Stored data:
---*---
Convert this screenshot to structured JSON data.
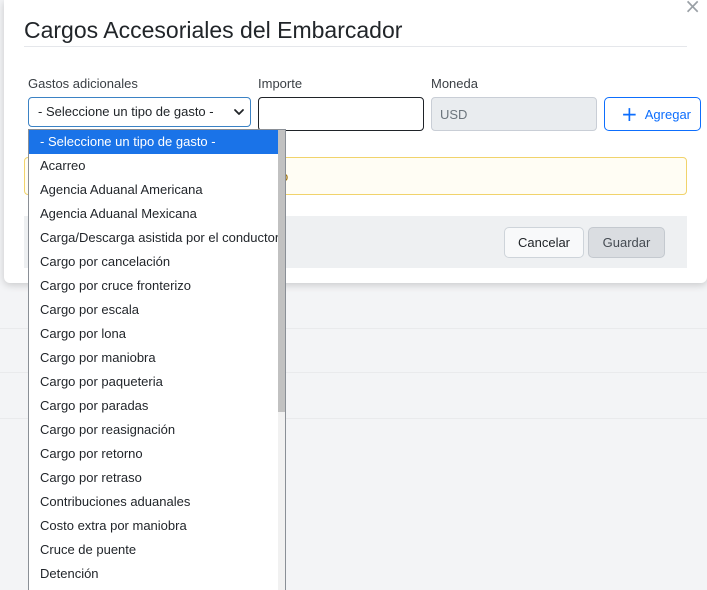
{
  "modal": {
    "title": "Cargos Accesoriales del Embarcador",
    "close_glyph": "×"
  },
  "form": {
    "gastos_label": "Gastos adicionales",
    "importe_label": "Importe",
    "moneda_label": "Moneda",
    "select_value": "- Seleccione un tipo de gasto -",
    "importe_value": "",
    "moneda_value": "USD",
    "add_button_label": "Agregar"
  },
  "alert": {
    "visible_text": "o"
  },
  "footer": {
    "cancel_label": "Cancelar",
    "save_label": "Guardar"
  },
  "dropdown": {
    "items": [
      "- Seleccione un tipo de gasto -",
      "Acarreo",
      "Agencia Aduanal Americana",
      "Agencia Aduanal Mexicana",
      "Carga/Descarga asistida por el conductor",
      "Cargo por cancelación",
      "Cargo por cruce fronterizo",
      "Cargo por escala",
      "Cargo por lona",
      "Cargo por maniobra",
      "Cargo por paqueteria",
      "Cargo por paradas",
      "Cargo por reasignación",
      "Cargo por retorno",
      "Cargo por retraso",
      "Contribuciones aduanales",
      "Costo extra por maniobra",
      "Cruce de puente",
      "Detención"
    ],
    "selected_index": 0
  },
  "icons": {
    "close": "close-icon",
    "chevron": "chevron-down-icon",
    "plus": "plus-icon"
  },
  "colors": {
    "accent": "#0d6efd",
    "selected_bg": "#1a73e8",
    "alert_border": "#f1d36b"
  }
}
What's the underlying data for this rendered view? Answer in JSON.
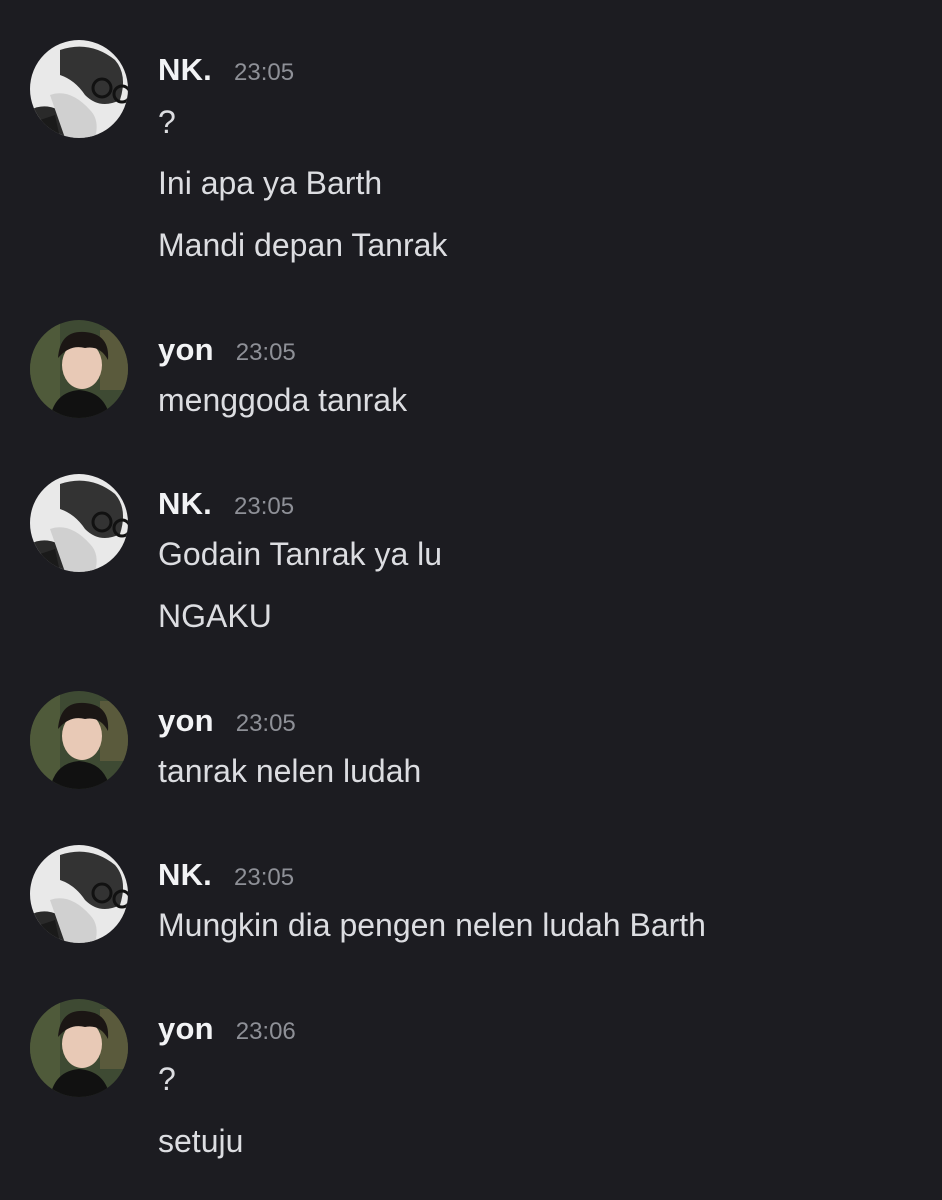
{
  "messages": [
    {
      "author": "NK.",
      "time": "23:05",
      "avatar": "nk-avatar",
      "lines": [
        "?",
        "Ini apa ya Barth",
        "Mandi depan Tanrak"
      ]
    },
    {
      "author": "yon",
      "time": "23:05",
      "avatar": "yon-avatar",
      "lines": [
        "menggoda tanrak"
      ]
    },
    {
      "author": "NK.",
      "time": "23:05",
      "avatar": "nk-avatar",
      "lines": [
        "Godain Tanrak ya lu",
        "NGAKU"
      ]
    },
    {
      "author": "yon",
      "time": "23:05",
      "avatar": "yon-avatar",
      "lines": [
        "tanrak nelen ludah"
      ]
    },
    {
      "author": "NK.",
      "time": "23:05",
      "avatar": "nk-avatar",
      "lines": [
        "Mungkin dia pengen nelen ludah Barth"
      ]
    },
    {
      "author": "yon",
      "time": "23:06",
      "avatar": "yon-avatar",
      "lines": [
        "?",
        "setuju"
      ]
    }
  ],
  "colors": {
    "background": "#1c1c21",
    "username": "#f2f3f5",
    "timestamp": "#8e9097",
    "message_text": "#dcdde1"
  }
}
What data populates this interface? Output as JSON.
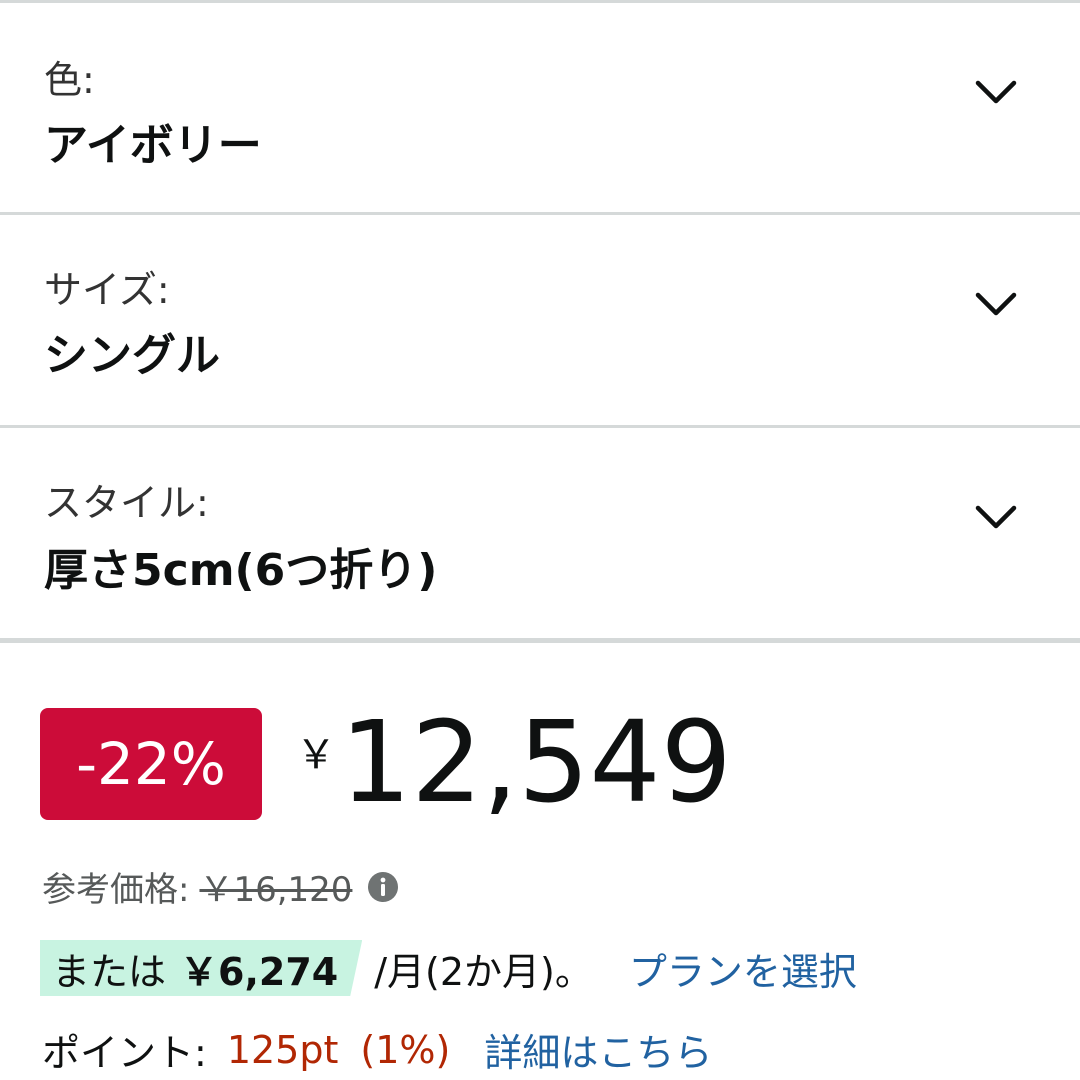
{
  "variants": [
    {
      "label": "色:",
      "value": "アイボリー",
      "icon": "chevron-down-icon"
    },
    {
      "label": "サイズ:",
      "value": "シングル",
      "icon": "chevron-down-icon"
    },
    {
      "label": "スタイル:",
      "value": "厚さ5cm(6つ折り)",
      "icon": "chevron-down-icon"
    }
  ],
  "price": {
    "discount_badge": "-22%",
    "currency": "￥",
    "amount": "12,549",
    "reference_label": "参考価格:",
    "reference_price": "￥16,120",
    "info_icon": "info-icon"
  },
  "installment": {
    "prefix": "または",
    "amount": "￥6,274",
    "suffix": "/月(2か月)。",
    "link": "プランを選択"
  },
  "points": {
    "label": "ポイント:",
    "value": "125pt",
    "percent": "(1%)",
    "link": "詳細はこちら"
  },
  "colors": {
    "discount": "#cc0c39",
    "highlight": "#c8f3e1",
    "link": "#2162a1",
    "points": "#b12704",
    "divider": "#d5d9d9"
  }
}
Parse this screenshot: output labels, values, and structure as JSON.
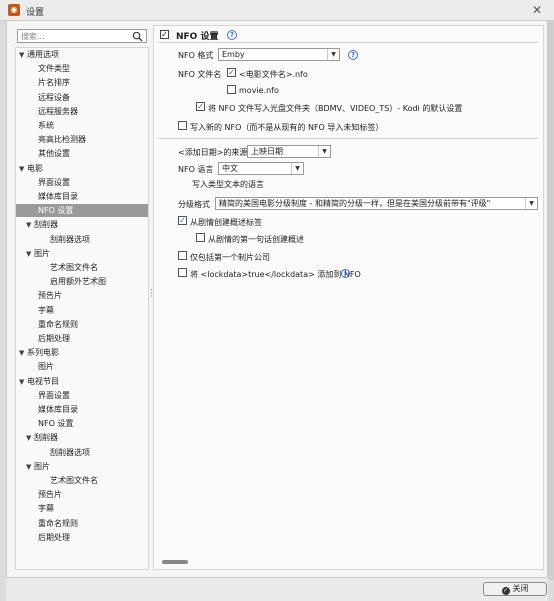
{
  "window": {
    "title": "设置",
    "app_icon": "app-logo-icon",
    "close_glyph": "✕"
  },
  "search": {
    "placeholder": "搜索..."
  },
  "tree": [
    {
      "label": "通用选项",
      "level": 0,
      "caret": "▼"
    },
    {
      "label": "文件类型",
      "level": 2,
      "caret": ""
    },
    {
      "label": "片名排序",
      "level": 2,
      "caret": ""
    },
    {
      "label": "远程设备",
      "level": 2,
      "caret": ""
    },
    {
      "label": "远程服务器",
      "level": 2,
      "caret": ""
    },
    {
      "label": "系统",
      "level": 2,
      "caret": ""
    },
    {
      "label": "亮高比检测器",
      "level": 2,
      "caret": ""
    },
    {
      "label": "其他设置",
      "level": 2,
      "caret": ""
    },
    {
      "label": "电影",
      "level": 0,
      "caret": "▼"
    },
    {
      "label": "界面设置",
      "level": 2,
      "caret": ""
    },
    {
      "label": "媒体库目录",
      "level": 2,
      "caret": ""
    },
    {
      "label": "NFO 设置",
      "level": 2,
      "caret": "",
      "selected": true
    },
    {
      "label": "刮削器",
      "level": 1,
      "caret": "▼"
    },
    {
      "label": "刮削器选项",
      "level": 3,
      "caret": ""
    },
    {
      "label": "图片",
      "level": 1,
      "caret": "▼"
    },
    {
      "label": "艺术图文件名",
      "level": 3,
      "caret": ""
    },
    {
      "label": "启用额外艺术图",
      "level": 3,
      "caret": ""
    },
    {
      "label": "预告片",
      "level": 2,
      "caret": ""
    },
    {
      "label": "字幕",
      "level": 2,
      "caret": ""
    },
    {
      "label": "重命名规则",
      "level": 2,
      "caret": ""
    },
    {
      "label": "后期处理",
      "level": 2,
      "caret": ""
    },
    {
      "label": "系列电影",
      "level": 0,
      "caret": "▼"
    },
    {
      "label": "图片",
      "level": 2,
      "caret": ""
    },
    {
      "label": "电视节目",
      "level": 0,
      "caret": "▼"
    },
    {
      "label": "界面设置",
      "level": 2,
      "caret": ""
    },
    {
      "label": "媒体库目录",
      "level": 2,
      "caret": ""
    },
    {
      "label": "NFO 设置",
      "level": 2,
      "caret": ""
    },
    {
      "label": "刮削器",
      "level": 1,
      "caret": "▼"
    },
    {
      "label": "刮削器选项",
      "level": 3,
      "caret": ""
    },
    {
      "label": "图片",
      "level": 1,
      "caret": "▼"
    },
    {
      "label": "艺术图文件名",
      "level": 3,
      "caret": ""
    },
    {
      "label": "预告片",
      "level": 2,
      "caret": ""
    },
    {
      "label": "字幕",
      "level": 2,
      "caret": ""
    },
    {
      "label": "重命名规则",
      "level": 2,
      "caret": ""
    },
    {
      "label": "后期处理",
      "level": 2,
      "caret": ""
    }
  ],
  "panel": {
    "header": {
      "title": "NFO 设置",
      "checked": true,
      "check_glyph": "✓",
      "help_glyph": "?"
    },
    "nfo_format": {
      "label": "NFO 格式",
      "value": "Emby"
    },
    "nfo_filename": {
      "label": "NFO 文件名",
      "opt1": {
        "label": "<电影文件名>.nfo",
        "checked": true
      },
      "opt2": {
        "label": "movie.nfo",
        "checked": false
      }
    },
    "disc_folder": {
      "label": "将 NFO 文件写入光盘文件夹（BDMV、VIDEO_TS）- Kodi 的默认设置",
      "checked": true
    },
    "write_new": {
      "label": "写入新的 NFO（而不是从现有的 NFO 导入未知标签）",
      "checked": false
    },
    "date_added": {
      "label": "<添加日期>的来源",
      "value": "上映日期"
    },
    "nfo_language": {
      "label": "NFO 语言",
      "value": "中文",
      "hint": "写入类型文本的语言"
    },
    "certification": {
      "label": "分级格式",
      "value": "精简的美国电影分级制度 - 和精简的分级一样，但是在美国分级前带有\"评级\""
    },
    "outline_from_plot": {
      "label": "从剧情创建概述标签",
      "checked": true
    },
    "outline_first_sentence": {
      "label": "从剧情的第一句话创建概述",
      "checked": false
    },
    "single_studio": {
      "label": "仅包括第一个制片公司",
      "checked": false
    },
    "lockdata": {
      "label": "将 <lockdata>true</lockdata> 添加到 NFO",
      "checked": false
    }
  },
  "footer": {
    "close_label": "关闭",
    "close_icon": "close-circle-icon"
  },
  "colors": {
    "selected": "#9a9a9a",
    "accent": "#3b6fd6",
    "app_icon": "#c05a18"
  }
}
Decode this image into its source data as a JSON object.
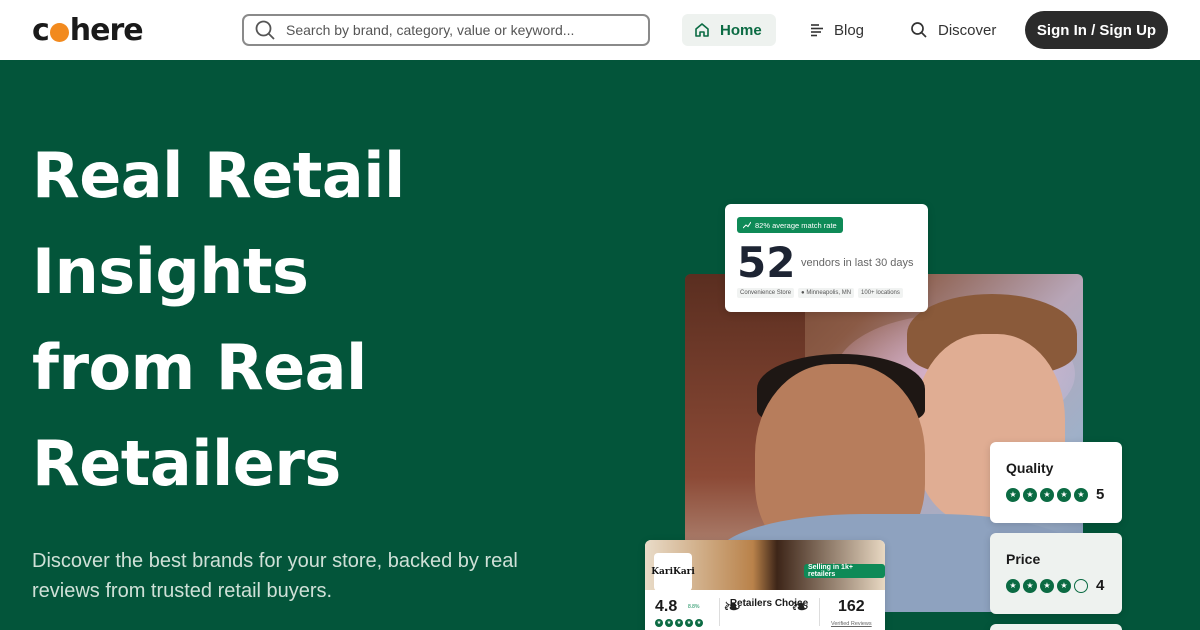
{
  "header": {
    "logo_text_before": "c",
    "logo_text_after": "here",
    "search_placeholder": "Search by brand, category, value or keyword...",
    "nav": {
      "home": "Home",
      "blog": "Blog",
      "discover": "Discover"
    },
    "signin_label": "Sign In / Sign Up"
  },
  "hero": {
    "title_lines": [
      "Real Retail",
      "Insights",
      "from Real",
      "Retailers"
    ],
    "subtitle": "Discover the best brands for your store, backed by real reviews from trusted retail buyers."
  },
  "vendor_card": {
    "badge": "82% average match rate",
    "number": "52",
    "label": "vendors in last 30 days",
    "meta": [
      "Convenience Store",
      "Minneapolis, MN",
      "100+ locations"
    ]
  },
  "ratings": [
    {
      "title": "Quality",
      "value": "5",
      "stars_filled": 5
    },
    {
      "title": "Price",
      "value": "4",
      "stars_filled": 4
    }
  ],
  "brand_card": {
    "logo": "KariKari",
    "selling_badge": "Selling in 1k+ retailers",
    "score": "4.8",
    "delta": "8.8%",
    "retailers_choice": "Retailers Choice",
    "reviews_count": "162",
    "reviews_label": "Verified Reviews"
  },
  "colors": {
    "hero_bg": "#03553a",
    "accent_green": "#0b6b43",
    "logo_orange": "#f28a1e",
    "signin_bg": "#2b2b2b"
  }
}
---*---
• _JOB_
In the data above, tally the lines holding "lockdata" and answer with the figure only.

• _WRITTEN ANSWER_
2